Reproduce every entry exactly and leave its pictures out.

Dataset items:
________________________________________
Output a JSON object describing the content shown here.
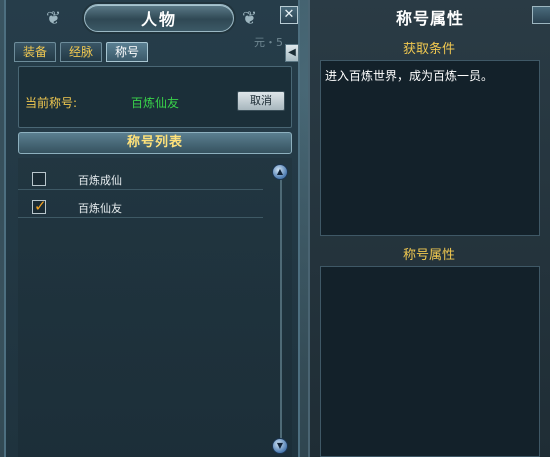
{
  "window": {
    "title": "人物",
    "close_label": "✕",
    "side_arrow_label": "◀",
    "ghost_text": "元・5"
  },
  "tabs": [
    {
      "label": "装备",
      "active": false
    },
    {
      "label": "经脉",
      "active": false
    },
    {
      "label": "称号",
      "active": true
    }
  ],
  "current_title": {
    "label": "当前称号:",
    "value": "百炼仙友",
    "cancel_label": "取消"
  },
  "title_list": {
    "header": "称号列表",
    "items": [
      {
        "label": "百炼成仙",
        "checked": false
      },
      {
        "label": "百炼仙友",
        "checked": true
      }
    ],
    "scroll_up_icon": "▲",
    "scroll_down_icon": "▼"
  },
  "attributes_panel": {
    "title": "称号属性",
    "condition_header": "获取条件",
    "condition_text": "进入百炼世界，成为百炼一员。",
    "attribute_header": "称号属性",
    "attribute_text": ""
  },
  "colors": {
    "accent_gold": "#f0c850",
    "active_green": "#39d34a"
  }
}
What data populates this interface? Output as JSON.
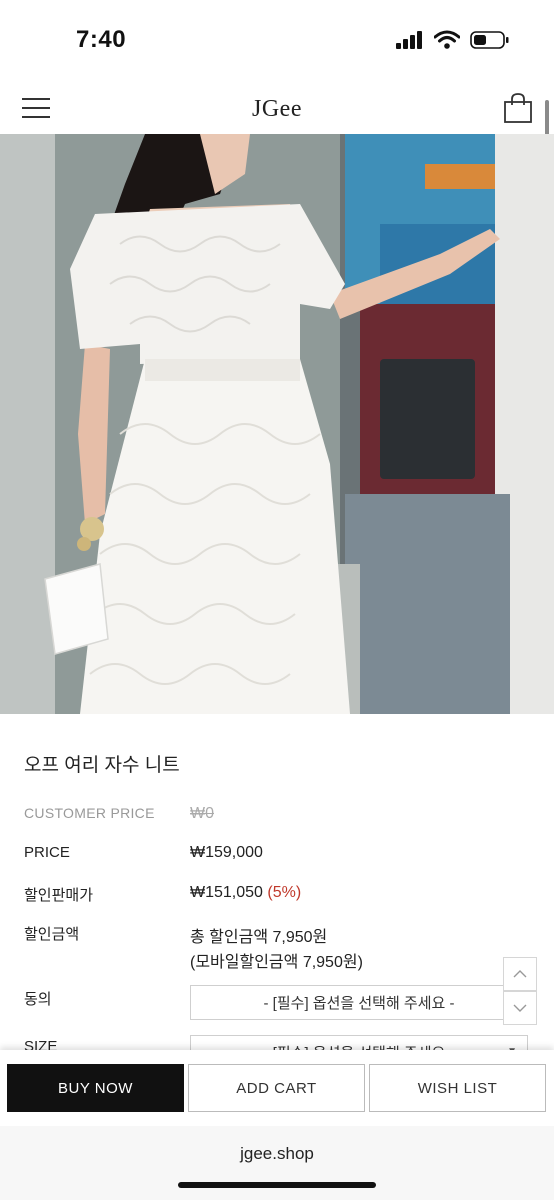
{
  "status_bar": {
    "time": "7:40"
  },
  "header": {
    "logo": "JGee"
  },
  "product": {
    "title": "오프 여리 자수 니트",
    "customer_price_label": "CUSTOMER PRICE",
    "customer_price": "₩0",
    "price_label": "PRICE",
    "price": "₩159,000",
    "sale_label": "할인판매가",
    "sale_price": "₩151,050",
    "sale_percent": "(5%)",
    "discount_label": "할인금액",
    "discount_total": "총 할인금액 7,950원",
    "discount_mobile": "(모바일할인금액 7,950원)",
    "agree_label": "동의",
    "agree_select": "- [필수] 옵션을 선택해 주세요 -",
    "size_label": "SIZE",
    "size_select": "- [필수] 옵션을 선택해 주세요 -"
  },
  "actions": {
    "buy_now": "BUY NOW",
    "add_cart": "ADD CART",
    "wish_list": "WISH LIST"
  },
  "browser": {
    "url": "jgee.shop"
  },
  "colors": {
    "accent_red": "#c0392b",
    "primary_button": "#111111"
  }
}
________________________________________
▶ **Solution below**:
Output a JSON object describing the content shown here.
{
  "window": {
    "title": "人物",
    "close_label": "✕",
    "side_arrow_label": "◀",
    "ghost_text": "元・5"
  },
  "tabs": [
    {
      "label": "装备",
      "active": false
    },
    {
      "label": "经脉",
      "active": false
    },
    {
      "label": "称号",
      "active": true
    }
  ],
  "current_title": {
    "label": "当前称号:",
    "value": "百炼仙友",
    "cancel_label": "取消"
  },
  "title_list": {
    "header": "称号列表",
    "items": [
      {
        "label": "百炼成仙",
        "checked": false
      },
      {
        "label": "百炼仙友",
        "checked": true
      }
    ],
    "scroll_up_icon": "▲",
    "scroll_down_icon": "▼"
  },
  "attributes_panel": {
    "title": "称号属性",
    "condition_header": "获取条件",
    "condition_text": "进入百炼世界，成为百炼一员。",
    "attribute_header": "称号属性",
    "attribute_text": ""
  },
  "colors": {
    "accent_gold": "#f0c850",
    "active_green": "#39d34a"
  }
}
What data populates this interface? Output as JSON.
{
  "status_bar": {
    "time": "7:40"
  },
  "header": {
    "logo": "JGee"
  },
  "product": {
    "title": "오프 여리 자수 니트",
    "customer_price_label": "CUSTOMER PRICE",
    "customer_price": "₩0",
    "price_label": "PRICE",
    "price": "₩159,000",
    "sale_label": "할인판매가",
    "sale_price": "₩151,050",
    "sale_percent": "(5%)",
    "discount_label": "할인금액",
    "discount_total": "총 할인금액 7,950원",
    "discount_mobile": "(모바일할인금액 7,950원)",
    "agree_label": "동의",
    "agree_select": "- [필수] 옵션을 선택해 주세요 -",
    "size_label": "SIZE",
    "size_select": "- [필수] 옵션을 선택해 주세요 -"
  },
  "actions": {
    "buy_now": "BUY NOW",
    "add_cart": "ADD CART",
    "wish_list": "WISH LIST"
  },
  "browser": {
    "url": "jgee.shop"
  },
  "colors": {
    "accent_red": "#c0392b",
    "primary_button": "#111111"
  }
}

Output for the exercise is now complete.